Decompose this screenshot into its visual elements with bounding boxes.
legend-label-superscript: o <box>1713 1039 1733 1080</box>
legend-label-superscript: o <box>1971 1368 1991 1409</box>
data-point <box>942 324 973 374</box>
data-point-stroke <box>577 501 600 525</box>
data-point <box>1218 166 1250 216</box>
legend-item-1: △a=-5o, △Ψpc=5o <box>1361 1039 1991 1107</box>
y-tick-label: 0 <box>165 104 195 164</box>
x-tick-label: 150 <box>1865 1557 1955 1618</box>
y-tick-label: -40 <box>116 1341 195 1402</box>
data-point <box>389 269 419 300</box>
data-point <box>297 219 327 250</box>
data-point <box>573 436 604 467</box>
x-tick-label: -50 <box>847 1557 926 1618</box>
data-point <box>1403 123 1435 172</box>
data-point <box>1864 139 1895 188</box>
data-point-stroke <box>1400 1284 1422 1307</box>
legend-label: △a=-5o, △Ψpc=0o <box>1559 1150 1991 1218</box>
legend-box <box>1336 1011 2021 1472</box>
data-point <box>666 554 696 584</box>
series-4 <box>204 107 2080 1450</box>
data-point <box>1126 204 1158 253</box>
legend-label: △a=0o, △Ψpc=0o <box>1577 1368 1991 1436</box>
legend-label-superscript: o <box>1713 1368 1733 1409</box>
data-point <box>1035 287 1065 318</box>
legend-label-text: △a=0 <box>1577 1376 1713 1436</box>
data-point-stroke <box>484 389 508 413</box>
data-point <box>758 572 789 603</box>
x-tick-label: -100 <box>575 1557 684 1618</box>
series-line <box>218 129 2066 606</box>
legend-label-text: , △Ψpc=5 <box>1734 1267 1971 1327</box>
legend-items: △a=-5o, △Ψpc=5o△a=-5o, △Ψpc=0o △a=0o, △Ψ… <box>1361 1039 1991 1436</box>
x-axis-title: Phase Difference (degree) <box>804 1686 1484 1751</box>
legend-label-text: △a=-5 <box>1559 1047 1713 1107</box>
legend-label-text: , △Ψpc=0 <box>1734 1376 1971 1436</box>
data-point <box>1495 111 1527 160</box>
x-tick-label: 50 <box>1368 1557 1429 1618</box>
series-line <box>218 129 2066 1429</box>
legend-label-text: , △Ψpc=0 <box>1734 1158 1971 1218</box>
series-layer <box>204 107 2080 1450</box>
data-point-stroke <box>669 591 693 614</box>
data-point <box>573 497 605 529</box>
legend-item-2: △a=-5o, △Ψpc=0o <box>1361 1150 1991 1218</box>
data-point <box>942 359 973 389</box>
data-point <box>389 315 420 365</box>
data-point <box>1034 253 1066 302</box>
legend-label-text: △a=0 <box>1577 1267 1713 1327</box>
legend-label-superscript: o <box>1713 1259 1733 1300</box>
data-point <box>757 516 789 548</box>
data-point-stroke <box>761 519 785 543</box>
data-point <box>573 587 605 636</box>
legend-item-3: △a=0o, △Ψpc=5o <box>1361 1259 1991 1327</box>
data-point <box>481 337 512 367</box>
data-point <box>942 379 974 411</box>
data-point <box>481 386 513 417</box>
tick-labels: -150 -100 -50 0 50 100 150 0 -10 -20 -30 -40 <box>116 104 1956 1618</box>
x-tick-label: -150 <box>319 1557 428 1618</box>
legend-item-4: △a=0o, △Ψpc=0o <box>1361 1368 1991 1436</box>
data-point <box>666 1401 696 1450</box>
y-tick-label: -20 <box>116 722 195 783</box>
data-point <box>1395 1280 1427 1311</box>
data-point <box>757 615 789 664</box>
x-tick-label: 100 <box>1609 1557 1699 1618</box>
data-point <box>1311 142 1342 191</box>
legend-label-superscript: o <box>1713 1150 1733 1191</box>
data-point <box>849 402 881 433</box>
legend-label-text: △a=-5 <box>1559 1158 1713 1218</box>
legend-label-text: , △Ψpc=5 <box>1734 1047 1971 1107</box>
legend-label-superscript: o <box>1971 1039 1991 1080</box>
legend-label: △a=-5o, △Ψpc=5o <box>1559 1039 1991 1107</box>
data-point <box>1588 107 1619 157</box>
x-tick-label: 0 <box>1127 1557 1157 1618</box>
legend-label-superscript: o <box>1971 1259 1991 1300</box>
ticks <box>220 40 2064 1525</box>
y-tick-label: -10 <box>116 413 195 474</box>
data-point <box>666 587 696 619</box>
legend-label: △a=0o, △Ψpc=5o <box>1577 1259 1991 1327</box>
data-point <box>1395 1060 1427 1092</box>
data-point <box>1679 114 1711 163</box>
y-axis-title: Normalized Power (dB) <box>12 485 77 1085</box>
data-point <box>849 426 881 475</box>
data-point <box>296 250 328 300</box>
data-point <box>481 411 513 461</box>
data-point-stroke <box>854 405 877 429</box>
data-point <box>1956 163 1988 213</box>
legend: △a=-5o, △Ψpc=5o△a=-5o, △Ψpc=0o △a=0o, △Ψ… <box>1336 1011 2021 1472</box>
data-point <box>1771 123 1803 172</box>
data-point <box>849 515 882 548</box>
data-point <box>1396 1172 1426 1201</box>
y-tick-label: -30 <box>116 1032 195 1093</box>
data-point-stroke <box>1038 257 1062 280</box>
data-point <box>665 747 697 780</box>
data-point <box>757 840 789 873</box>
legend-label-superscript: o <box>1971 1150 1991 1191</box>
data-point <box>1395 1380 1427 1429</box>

= = = = =

(Instructions for the task) Render every line of the records above as a JSON list of strings, with one string for each line and blank lines left out.

(Solution to this exercise)
[
  "Decompose this screenshot into its visual elements with bounding boxes.",
  "legend-label-superscript: o <box>1713 1039 1733 1080</box>",
  "legend-label-superscript: o <box>1971 1368 1991 1409</box>",
  "data-point <box>942 324 973 374</box>",
  "data-point-stroke <box>577 501 600 525</box>",
  "data-point <box>1218 166 1250 216</box>",
  "legend-item-1: △a=-5o, △Ψpc=5o <box>1361 1039 1991 1107</box>",
  "y-tick-label: 0 <box>165 104 195 164</box>",
  "x-tick-label: 150 <box>1865 1557 1955 1618</box>",
  "y-tick-label: -40 <box>116 1341 195 1402</box>",
  "data-point <box>389 269 419 300</box>",
  "data-point <box>297 219 327 250</box>",
  "data-point <box>573 436 604 467</box>",
  "x-tick-label: -50 <box>847 1557 926 1618</box>",
  "data-point <box>1403 123 1435 172</box>",
  "data-point <box>1864 139 1895 188</box>",
  "data-point-stroke <box>1400 1284 1422 1307</box>",
  "legend-label: △a=-5o, △Ψpc=0o <box>1559 1150 1991 1218</box>",
  "legend-box <box>1336 1011 2021 1472</box>",
  "data-point <box>666 554 696 584</box>",
  "series-4 <box>204 107 2080 1450</box>",
  "data-point <box>1126 204 1158 253</box>",
  "legend-label: △a=0o, △Ψpc=0o <box>1577 1368 1991 1436</box>",
  "legend-label-superscript: o <box>1713 1368 1733 1409</box>",
  "data-point <box>1035 287 1065 318</box>",
  "legend-label-text: △a=0 <box>1577 1376 1713 1436</box>",
  "data-point-stroke <box>484 389 508 413</box>",
  "data-point <box>758 572 789 603</box>",
  "x-tick-label: -100 <box>575 1557 684 1618</box>",
  "series-line <box>218 129 2066 606</box>",
  "legend-label-text: , △Ψpc=5 <box>1734 1267 1971 1327</box>",
  "legend-items: △a=-5o, △Ψpc=5o△a=-5o, △Ψpc=0o △a=0o, △Ψ… <box>1361 1039 1991 1436</box>",
  "x-axis-title: Phase Difference (degree) <box>804 1686 1484 1751</box>",
  "legend-label-text: △a=-5 <box>1559 1047 1713 1107</box>",
  "legend-label-text: , △Ψpc=0 <box>1734 1376 1971 1436</box>",
  "data-point <box>1495 111 1527 160</box>",
  "x-tick-label: 50 <box>1368 1557 1429 1618</box>",
  "series-line <box>218 129 2066 1429</box>",
  "legend-label-text: , △Ψpc=0 <box>1734 1158 1971 1218</box>",
  "series-layer <box>204 107 2080 1450</box>",
  "data-point-stroke <box>669 591 693 614</box>",
  "data-point <box>573 497 605 529</box>",
  "legend-item-2: △a=-5o, △Ψpc=0o <box>1361 1150 1991 1218</box>",
  "data-point <box>942 359 973 389</box>",
  "data-point <box>389 315 420 365</box>",
  "data-point <box>1034 253 1066 302</box>",
  "legend-label-text: △a=0 <box>1577 1267 1713 1327</box>",
  "legend-label-superscript: o <box>1713 1259 1733 1300</box>",
  "data-point <box>757 516 789 548</box>",
  "data-point-stroke <box>761 519 785 543</box>",
  "data-point <box>573 587 605 636</box>",
  "legend-item-3: △a=0o, △Ψpc=5o <box>1361 1259 1991 1327</box>",
  "data-point <box>481 337 512 367</box>",
  "data-point <box>942 379 974 411</box>",
  "data-point <box>481 386 513 417</box>",
  "tick-labels: -150 -100 -50 0 50 100 150 0 -10 -20 -30 -40 <box>116 104 1956 1618</box>",
  "x-tick-label: -150 <box>319 1557 428 1618</box>",
  "legend-item-4: △a=0o, △Ψpc=0o <box>1361 1368 1991 1436</box>",
  "data-point <box>666 1401 696 1450</box>",
  "y-tick-label: -20 <box>116 722 195 783</box>",
  "data-point <box>1395 1280 1427 1311</box>",
  "data-point <box>757 615 789 664</box>",
  "x-tick-label: 100 <box>1609 1557 1699 1618</box>",
  "data-point <box>1311 142 1342 191</box>",
  "legend-label-superscript: o <box>1713 1150 1733 1191</box>",
  "data-point <box>849 402 881 433</box>",
  "legend-label-text: △a=-5 <box>1559 1158 1713 1218</box>",
  "legend-label-text: , △Ψpc=5 <box>1734 1047 1971 1107</box>",
  "legend-label-superscript: o <box>1971 1039 1991 1080</box>",
  "legend-label: △a=-5o, △Ψpc=5o <box>1559 1039 1991 1107</box>",
  "data-point <box>1588 107 1619 157</box>",
  "x-tick-label: 0 <box>1127 1557 1157 1618</box>",
  "legend-label-superscript: o <box>1971 1259 1991 1300</box>",
  "ticks <box>220 40 2064 1525</box>",
  "y-tick-label: -10 <box>116 413 195 474</box>",
  "data-point <box>666 587 696 619</box>",
  "legend-label: △a=0o, △Ψpc=5o <box>1577 1259 1991 1327</box>",
  "data-point <box>1395 1060 1427 1092</box>",
  "data-point <box>1679 114 1711 163</box>",
  "y-axis-title: Normalized Power (dB) <box>12 485 77 1085</box>",
  "data-point <box>849 426 881 475</box>",
  "data-point <box>296 250 328 300</box>",
  "data-point <box>481 411 513 461</box>",
  "data-point-stroke <box>854 405 877 429</box>",
  "data-point <box>1956 163 1988 213</box>",
  "legend: △a=-5o, △Ψpc=5o△a=-5o, △Ψpc=0o △a=0o, △Ψ… <box>1336 1011 2021 1472</box>",
  "data-point <box>1771 123 1803 172</box>",
  "data-point <box>849 515 882 548</box>",
  "data-point <box>1396 1172 1426 1201</box>",
  "y-tick-label: -30 <box>116 1032 195 1093</box>",
  "data-point-stroke <box>1038 257 1062 280</box>",
  "data-point <box>665 747 697 780</box>",
  "data-point <box>757 840 789 873</box>",
  "legend-label-superscript: o <box>1971 1150 1991 1191</box>",
  "data-point <box>1395 1380 1427 1429</box>"
]